-- begin Task inputs --

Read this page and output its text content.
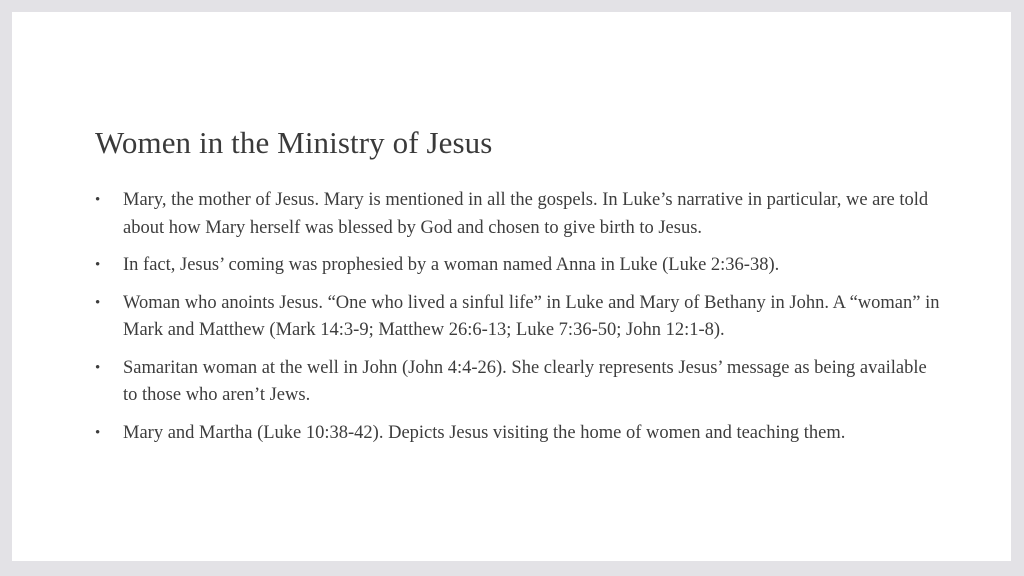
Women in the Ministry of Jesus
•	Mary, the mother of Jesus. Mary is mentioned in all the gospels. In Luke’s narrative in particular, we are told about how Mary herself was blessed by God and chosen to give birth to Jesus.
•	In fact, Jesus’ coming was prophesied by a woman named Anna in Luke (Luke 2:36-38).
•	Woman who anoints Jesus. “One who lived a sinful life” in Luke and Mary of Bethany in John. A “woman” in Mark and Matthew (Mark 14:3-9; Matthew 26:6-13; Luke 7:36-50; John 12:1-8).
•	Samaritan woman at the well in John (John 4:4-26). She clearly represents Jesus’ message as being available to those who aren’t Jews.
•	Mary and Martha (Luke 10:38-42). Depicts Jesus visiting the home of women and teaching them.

-- end Task inputs --

◆ **Goal**:
Reproduce every record above exactly, omitting the pictures.

◆ **Written reply**:
Read this page and output its text content.
Women in the Ministry of Jesus
•	Mary, the mother of Jesus. Mary is mentioned in all the gospels. In Luke’s narrative in particular, we are told about how Mary herself was blessed by God and chosen to give birth to Jesus.
•	In fact, Jesus’ coming was prophesied by a woman named Anna in Luke (Luke 2:36-38).
•	Woman who anoints Jesus. “One who lived a sinful life” in Luke and Mary of Bethany in John. A “woman” in Mark and Matthew (Mark 14:3-9; Matthew 26:6-13; Luke 7:36-50; John 12:1-8).
•	Samaritan woman at the well in John (John 4:4-26). She clearly represents Jesus’ message as being available to those who aren’t Jews.
•	Mary and Martha (Luke 10:38-42). Depicts Jesus visiting the home of women and teaching them.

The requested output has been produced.